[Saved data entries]
━━━━━━━━━━━━━━━━━━━━━━━━━━━━━━
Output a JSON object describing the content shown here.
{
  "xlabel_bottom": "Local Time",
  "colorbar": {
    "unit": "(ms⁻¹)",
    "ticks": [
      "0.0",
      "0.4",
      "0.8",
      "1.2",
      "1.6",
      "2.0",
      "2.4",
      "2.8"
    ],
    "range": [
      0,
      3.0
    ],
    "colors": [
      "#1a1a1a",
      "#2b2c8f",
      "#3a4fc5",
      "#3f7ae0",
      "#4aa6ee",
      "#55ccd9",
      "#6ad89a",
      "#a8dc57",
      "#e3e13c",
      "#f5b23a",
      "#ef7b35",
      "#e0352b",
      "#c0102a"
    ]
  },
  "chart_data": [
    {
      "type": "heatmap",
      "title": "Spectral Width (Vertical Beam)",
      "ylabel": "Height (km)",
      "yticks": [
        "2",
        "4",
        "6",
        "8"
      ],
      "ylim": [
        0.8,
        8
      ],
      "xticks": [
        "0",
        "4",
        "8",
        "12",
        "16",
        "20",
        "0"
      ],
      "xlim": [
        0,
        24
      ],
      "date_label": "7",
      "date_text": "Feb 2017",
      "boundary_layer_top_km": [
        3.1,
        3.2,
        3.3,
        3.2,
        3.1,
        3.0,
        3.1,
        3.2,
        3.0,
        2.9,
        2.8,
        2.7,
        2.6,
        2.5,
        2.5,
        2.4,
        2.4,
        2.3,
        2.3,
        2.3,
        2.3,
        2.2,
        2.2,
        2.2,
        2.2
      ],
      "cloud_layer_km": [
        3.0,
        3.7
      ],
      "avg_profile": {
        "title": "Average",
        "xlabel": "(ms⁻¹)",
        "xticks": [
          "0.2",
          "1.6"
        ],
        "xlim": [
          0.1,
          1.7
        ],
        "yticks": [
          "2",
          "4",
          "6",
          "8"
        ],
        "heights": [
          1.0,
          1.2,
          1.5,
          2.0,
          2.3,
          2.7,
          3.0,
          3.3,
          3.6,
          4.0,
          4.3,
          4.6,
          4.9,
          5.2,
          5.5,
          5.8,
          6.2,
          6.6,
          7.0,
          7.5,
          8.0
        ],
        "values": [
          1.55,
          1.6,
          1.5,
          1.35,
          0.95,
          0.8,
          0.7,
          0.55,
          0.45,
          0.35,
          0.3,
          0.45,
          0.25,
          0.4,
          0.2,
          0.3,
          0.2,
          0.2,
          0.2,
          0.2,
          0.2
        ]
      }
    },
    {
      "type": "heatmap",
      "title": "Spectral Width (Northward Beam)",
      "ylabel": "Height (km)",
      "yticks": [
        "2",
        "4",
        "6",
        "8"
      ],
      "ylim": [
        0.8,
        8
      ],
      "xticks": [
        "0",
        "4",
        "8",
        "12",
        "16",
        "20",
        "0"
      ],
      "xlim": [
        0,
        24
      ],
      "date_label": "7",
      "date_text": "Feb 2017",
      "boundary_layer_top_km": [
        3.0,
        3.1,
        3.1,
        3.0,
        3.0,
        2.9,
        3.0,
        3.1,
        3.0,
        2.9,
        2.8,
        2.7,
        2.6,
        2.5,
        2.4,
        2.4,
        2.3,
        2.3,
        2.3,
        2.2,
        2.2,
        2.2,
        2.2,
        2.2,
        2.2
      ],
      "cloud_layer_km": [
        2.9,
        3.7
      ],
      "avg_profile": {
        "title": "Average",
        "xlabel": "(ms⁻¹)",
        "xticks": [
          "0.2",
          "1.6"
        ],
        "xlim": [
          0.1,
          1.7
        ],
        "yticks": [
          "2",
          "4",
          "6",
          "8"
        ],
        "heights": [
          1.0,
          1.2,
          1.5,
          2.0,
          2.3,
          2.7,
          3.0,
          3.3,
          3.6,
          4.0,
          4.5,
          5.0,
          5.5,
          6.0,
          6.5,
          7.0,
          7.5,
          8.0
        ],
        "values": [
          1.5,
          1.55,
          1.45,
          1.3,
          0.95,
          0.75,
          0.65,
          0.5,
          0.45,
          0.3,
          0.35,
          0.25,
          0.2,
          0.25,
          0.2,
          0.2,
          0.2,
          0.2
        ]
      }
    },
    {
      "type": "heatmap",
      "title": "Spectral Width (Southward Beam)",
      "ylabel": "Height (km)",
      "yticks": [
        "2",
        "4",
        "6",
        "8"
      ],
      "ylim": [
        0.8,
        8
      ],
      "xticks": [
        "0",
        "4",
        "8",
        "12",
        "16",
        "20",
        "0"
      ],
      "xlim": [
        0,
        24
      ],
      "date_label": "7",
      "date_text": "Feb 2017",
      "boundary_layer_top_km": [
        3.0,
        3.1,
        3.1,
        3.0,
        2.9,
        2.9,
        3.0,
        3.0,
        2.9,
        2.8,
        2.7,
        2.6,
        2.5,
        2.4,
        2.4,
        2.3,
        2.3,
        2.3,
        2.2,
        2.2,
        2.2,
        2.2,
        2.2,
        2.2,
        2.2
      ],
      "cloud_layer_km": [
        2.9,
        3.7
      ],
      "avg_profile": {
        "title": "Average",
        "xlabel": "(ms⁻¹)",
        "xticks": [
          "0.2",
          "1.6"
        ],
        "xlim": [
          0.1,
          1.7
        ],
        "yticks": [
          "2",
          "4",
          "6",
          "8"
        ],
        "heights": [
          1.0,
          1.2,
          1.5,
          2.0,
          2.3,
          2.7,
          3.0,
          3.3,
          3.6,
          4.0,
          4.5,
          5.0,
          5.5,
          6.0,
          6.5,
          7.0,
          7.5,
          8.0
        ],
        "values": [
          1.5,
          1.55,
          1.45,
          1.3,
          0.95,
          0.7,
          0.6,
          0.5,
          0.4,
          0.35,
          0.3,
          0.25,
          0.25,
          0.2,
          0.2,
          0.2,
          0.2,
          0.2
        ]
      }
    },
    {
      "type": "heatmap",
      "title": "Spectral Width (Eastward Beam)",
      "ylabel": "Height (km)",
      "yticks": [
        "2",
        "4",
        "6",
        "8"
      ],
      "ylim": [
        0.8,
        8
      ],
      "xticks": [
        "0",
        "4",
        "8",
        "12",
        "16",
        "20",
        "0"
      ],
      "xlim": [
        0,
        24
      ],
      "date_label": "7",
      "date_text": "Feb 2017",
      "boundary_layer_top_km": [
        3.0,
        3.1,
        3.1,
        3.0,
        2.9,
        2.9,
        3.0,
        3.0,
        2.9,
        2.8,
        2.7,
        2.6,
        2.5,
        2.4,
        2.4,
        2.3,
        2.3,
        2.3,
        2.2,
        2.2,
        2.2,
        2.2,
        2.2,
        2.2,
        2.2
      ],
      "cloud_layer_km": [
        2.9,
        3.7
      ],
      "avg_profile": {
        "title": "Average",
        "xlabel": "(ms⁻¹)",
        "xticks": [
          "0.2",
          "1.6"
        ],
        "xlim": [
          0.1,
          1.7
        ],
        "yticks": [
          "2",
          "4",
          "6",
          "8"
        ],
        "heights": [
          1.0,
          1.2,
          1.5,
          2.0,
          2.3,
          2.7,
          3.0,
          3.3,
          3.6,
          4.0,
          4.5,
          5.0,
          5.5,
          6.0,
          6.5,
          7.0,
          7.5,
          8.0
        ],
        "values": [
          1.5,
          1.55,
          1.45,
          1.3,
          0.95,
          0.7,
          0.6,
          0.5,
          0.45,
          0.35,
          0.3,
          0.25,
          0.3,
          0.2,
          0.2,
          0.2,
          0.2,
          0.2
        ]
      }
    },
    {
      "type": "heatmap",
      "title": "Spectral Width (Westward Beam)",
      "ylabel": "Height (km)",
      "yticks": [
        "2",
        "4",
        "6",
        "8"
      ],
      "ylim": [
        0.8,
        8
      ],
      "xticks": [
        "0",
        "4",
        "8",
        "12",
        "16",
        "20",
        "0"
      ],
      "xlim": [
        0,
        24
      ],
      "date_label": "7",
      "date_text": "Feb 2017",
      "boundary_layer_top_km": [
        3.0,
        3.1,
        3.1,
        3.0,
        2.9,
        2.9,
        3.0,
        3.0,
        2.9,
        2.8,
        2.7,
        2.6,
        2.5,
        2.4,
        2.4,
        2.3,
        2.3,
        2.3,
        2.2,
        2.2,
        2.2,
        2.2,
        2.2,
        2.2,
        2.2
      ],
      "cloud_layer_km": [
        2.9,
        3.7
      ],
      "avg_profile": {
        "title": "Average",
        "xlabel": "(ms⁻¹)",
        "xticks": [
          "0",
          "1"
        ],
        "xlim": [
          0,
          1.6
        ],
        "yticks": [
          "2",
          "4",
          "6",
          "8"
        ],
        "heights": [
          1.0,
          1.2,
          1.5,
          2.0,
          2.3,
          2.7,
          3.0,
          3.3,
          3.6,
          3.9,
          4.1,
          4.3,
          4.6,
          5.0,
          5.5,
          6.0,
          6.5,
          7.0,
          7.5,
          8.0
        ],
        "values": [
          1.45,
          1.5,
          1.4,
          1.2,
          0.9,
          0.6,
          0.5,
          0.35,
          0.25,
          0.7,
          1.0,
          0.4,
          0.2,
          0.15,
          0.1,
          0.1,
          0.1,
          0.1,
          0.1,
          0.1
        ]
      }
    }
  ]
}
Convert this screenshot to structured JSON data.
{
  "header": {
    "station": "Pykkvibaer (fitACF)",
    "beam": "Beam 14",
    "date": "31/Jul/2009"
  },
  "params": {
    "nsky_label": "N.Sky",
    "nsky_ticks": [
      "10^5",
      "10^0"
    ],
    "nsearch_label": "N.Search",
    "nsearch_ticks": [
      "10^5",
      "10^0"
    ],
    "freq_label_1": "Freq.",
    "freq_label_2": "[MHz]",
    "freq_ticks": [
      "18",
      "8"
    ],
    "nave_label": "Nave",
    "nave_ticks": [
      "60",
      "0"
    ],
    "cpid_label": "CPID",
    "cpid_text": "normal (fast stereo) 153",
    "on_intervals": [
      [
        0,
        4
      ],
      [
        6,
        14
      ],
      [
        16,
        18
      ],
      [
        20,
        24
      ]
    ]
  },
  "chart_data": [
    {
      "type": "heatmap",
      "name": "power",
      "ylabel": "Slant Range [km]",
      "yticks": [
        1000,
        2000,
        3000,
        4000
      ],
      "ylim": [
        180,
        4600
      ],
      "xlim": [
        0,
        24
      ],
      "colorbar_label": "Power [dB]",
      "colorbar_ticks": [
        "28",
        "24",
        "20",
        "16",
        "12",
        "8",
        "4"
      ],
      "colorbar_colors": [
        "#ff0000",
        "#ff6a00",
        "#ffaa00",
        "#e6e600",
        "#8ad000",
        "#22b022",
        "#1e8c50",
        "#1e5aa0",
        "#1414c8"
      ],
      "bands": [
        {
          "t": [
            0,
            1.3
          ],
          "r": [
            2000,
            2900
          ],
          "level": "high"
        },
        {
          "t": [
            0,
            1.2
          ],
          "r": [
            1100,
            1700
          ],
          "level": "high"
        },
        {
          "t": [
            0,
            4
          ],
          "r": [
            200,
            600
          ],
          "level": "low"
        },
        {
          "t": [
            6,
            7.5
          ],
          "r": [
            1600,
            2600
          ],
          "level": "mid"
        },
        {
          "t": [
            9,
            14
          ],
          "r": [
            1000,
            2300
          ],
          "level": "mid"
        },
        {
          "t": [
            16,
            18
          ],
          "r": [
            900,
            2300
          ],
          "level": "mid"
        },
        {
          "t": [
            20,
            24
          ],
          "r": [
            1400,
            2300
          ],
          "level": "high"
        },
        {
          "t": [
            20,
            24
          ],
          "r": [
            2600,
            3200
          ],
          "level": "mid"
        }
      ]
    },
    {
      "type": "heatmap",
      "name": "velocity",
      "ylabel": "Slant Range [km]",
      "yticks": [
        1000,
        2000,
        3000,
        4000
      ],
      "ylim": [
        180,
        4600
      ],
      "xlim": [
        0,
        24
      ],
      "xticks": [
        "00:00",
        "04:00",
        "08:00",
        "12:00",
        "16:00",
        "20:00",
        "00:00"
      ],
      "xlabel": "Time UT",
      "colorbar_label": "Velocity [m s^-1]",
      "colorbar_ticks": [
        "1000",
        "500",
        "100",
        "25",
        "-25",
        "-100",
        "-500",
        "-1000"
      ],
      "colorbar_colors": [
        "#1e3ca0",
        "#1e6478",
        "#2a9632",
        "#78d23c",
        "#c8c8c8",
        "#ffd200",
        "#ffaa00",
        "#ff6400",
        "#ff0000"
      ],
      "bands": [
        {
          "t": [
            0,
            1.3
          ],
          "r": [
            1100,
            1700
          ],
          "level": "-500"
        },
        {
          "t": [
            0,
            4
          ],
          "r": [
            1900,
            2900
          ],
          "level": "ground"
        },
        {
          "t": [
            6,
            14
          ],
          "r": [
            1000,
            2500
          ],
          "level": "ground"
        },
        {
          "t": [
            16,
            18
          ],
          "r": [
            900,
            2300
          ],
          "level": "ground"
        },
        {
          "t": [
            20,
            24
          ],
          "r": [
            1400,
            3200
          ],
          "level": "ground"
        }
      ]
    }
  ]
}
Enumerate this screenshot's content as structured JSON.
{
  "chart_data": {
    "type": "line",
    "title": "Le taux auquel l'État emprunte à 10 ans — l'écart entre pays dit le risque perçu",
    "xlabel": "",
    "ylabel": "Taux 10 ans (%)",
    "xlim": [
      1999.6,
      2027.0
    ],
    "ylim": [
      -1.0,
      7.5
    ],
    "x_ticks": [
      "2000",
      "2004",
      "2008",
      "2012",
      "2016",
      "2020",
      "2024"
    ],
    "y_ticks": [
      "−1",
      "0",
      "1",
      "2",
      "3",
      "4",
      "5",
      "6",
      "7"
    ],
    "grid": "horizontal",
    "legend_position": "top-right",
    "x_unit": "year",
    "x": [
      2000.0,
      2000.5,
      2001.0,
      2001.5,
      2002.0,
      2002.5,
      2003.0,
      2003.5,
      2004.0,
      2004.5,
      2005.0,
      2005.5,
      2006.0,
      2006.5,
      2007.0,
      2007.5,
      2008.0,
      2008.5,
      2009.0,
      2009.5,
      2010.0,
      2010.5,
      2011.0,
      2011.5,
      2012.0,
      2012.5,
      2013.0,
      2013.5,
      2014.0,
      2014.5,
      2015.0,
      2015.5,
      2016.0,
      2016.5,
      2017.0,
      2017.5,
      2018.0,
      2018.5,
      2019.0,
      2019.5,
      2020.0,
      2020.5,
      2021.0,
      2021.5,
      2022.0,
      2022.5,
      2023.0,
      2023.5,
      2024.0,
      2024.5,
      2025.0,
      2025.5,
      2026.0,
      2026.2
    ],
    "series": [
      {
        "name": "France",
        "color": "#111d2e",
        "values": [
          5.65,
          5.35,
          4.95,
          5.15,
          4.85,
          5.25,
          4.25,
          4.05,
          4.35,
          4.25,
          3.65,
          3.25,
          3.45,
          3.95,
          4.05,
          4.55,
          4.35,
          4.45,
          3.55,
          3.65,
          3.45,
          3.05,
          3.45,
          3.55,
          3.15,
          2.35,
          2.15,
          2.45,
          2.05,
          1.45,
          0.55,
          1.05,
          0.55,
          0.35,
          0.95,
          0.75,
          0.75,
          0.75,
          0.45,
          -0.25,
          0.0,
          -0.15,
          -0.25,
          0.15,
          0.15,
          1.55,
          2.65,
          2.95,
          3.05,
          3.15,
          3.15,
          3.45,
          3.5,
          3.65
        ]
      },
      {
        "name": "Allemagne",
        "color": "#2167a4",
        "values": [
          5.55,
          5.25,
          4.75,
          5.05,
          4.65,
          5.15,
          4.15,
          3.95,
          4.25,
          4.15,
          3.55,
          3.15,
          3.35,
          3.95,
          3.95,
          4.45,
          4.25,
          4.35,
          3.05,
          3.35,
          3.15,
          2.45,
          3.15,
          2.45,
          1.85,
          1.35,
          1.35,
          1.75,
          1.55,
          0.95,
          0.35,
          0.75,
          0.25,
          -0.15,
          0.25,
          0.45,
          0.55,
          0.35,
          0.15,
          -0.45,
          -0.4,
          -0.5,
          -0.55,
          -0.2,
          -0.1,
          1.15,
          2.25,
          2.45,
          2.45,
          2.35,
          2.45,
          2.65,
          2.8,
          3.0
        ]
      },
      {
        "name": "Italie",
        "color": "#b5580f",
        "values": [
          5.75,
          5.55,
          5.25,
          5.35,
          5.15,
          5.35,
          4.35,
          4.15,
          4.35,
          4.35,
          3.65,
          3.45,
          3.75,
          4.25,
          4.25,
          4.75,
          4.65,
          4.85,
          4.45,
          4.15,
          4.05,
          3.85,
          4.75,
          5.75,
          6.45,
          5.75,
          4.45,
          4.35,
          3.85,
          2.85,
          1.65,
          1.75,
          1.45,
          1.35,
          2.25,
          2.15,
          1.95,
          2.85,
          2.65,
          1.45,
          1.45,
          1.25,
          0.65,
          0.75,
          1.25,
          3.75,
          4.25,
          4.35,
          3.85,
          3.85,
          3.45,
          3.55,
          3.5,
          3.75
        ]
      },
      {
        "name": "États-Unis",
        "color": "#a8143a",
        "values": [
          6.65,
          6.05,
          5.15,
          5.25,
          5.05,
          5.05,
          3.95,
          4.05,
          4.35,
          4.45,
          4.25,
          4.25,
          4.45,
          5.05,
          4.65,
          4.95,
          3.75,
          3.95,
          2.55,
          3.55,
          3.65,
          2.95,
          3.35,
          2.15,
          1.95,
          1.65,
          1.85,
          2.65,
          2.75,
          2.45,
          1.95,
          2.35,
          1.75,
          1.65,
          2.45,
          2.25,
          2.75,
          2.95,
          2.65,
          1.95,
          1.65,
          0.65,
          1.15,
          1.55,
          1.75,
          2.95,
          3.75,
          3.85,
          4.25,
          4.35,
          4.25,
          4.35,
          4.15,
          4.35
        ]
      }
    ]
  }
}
━━━━━━━━━━━━━━━━━━━━━━━━━━━━━━
* _WHAT YOU WILL DO_: List every line above containing the word "name".

* _RESULT_:
      "name": "power",
      "name": "velocity",
        "name": "France",
        "name": "Allemagne",
        "name": "Italie",
        "name": "États-Unis",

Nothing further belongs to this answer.